WRITTEN EXERCISE ->
The records below must be output exactly, without pictures.

MATERIAL ->
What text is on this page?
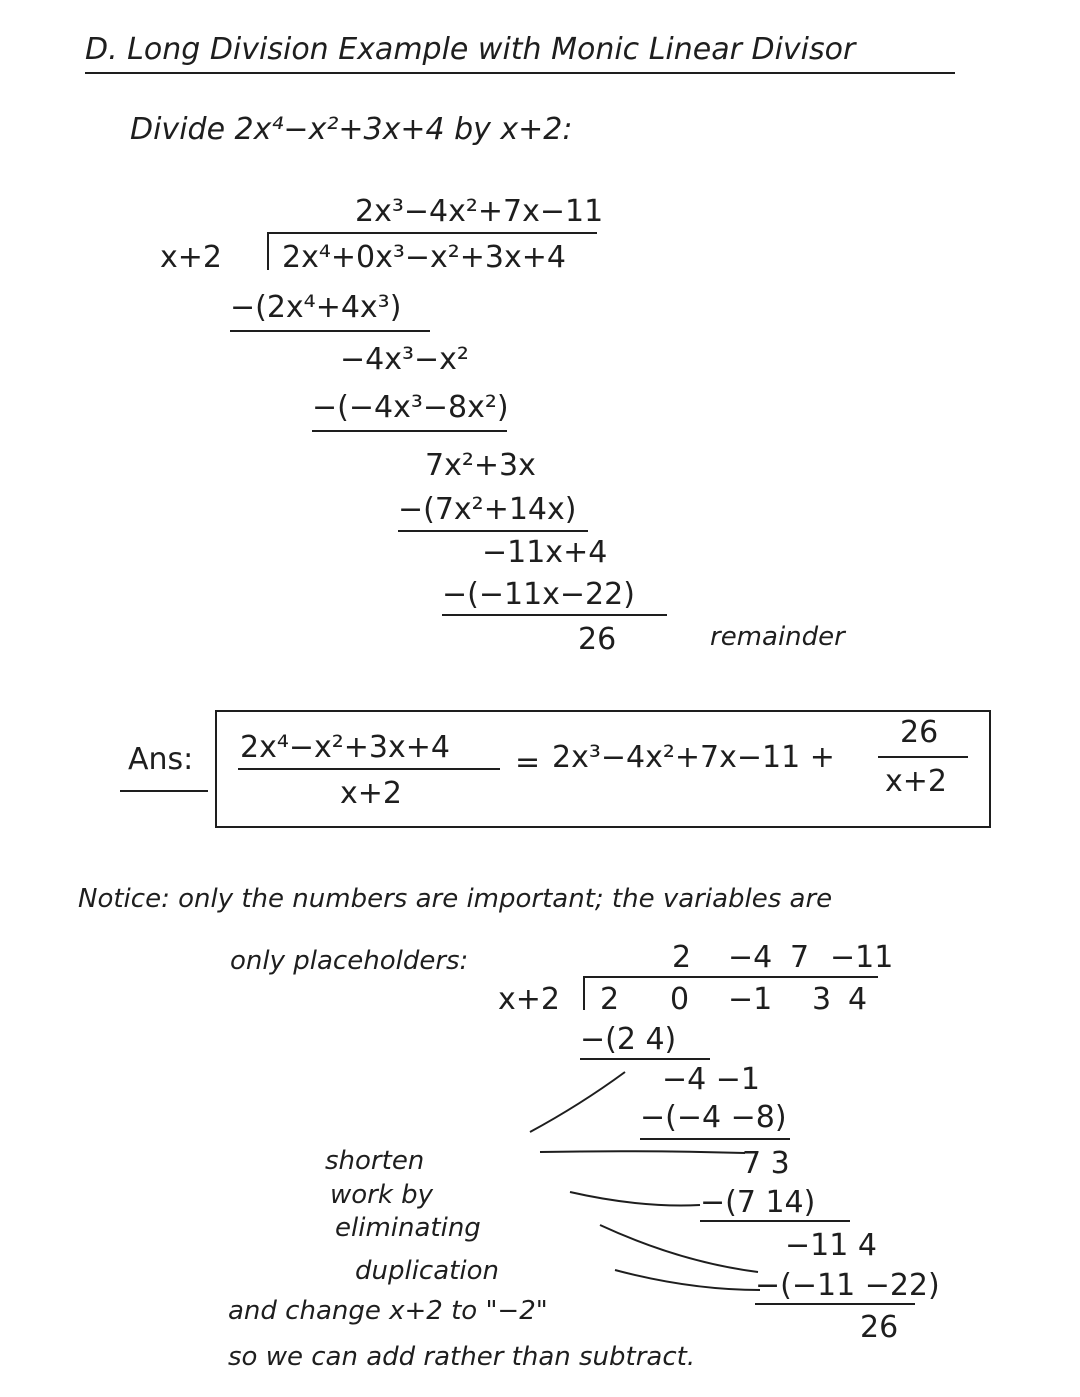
D. Long Division Example with Monic Linear Divisor
Divide 2x⁴−x²+3x+4 by x+2:
2x³−4x²+7x−11
x+2 2x⁴+0x³−x²+3x+4
−(2x⁴+4x³)
−4x³−x²
−(−4x³−8x²)
7x²+3x
−(7x²+14x)
−11x+4
−(−11x−22)
26	remainder
Ans: 2x⁴−x²+3x+4
x+2
= 2x³−4x²+7x−11 +
26
x+2
Notice: only the numbers are important; the variables are
only placeholders:	2 −4 7 −11
x+2 2 0 −1 3 4
−(2 4)
−4 −1
−(−4 −8)
7 3
−(7 14)
−11 4
−(−11 −22)
26
shorten
work by
eliminating
duplication
and change x+2 to "−2"
so we can add rather than subtract.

EXERCISE RESULT ->
What text is on this page?
D. Long Division Example with Monic Linear Divisor
Divide 2x⁴−x²+3x+4 by x+2:
2x³−4x²+7x−11
x+2 2x⁴+0x³−x²+3x+4
−(2x⁴+4x³)
−4x³−x²
−(−4x³−8x²)
7x²+3x
−(7x²+14x)
−11x+4
−(−11x−22)
26	remainder
Ans: 2x⁴−x²+3x+4
x+2
= 2x³−4x²+7x−11 +
26
x+2
Notice: only the numbers are important; the variables are
only placeholders:	2 −4 7 −11
x+2 2 0 −1 3 4
−(2 4)
−4 −1
−(−4 −8)
7 3
−(7 14)
−11 4
−(−11 −22)
26
shorten
work by
eliminating
duplication
and change x+2 to "−2"
so we can add rather than subtract.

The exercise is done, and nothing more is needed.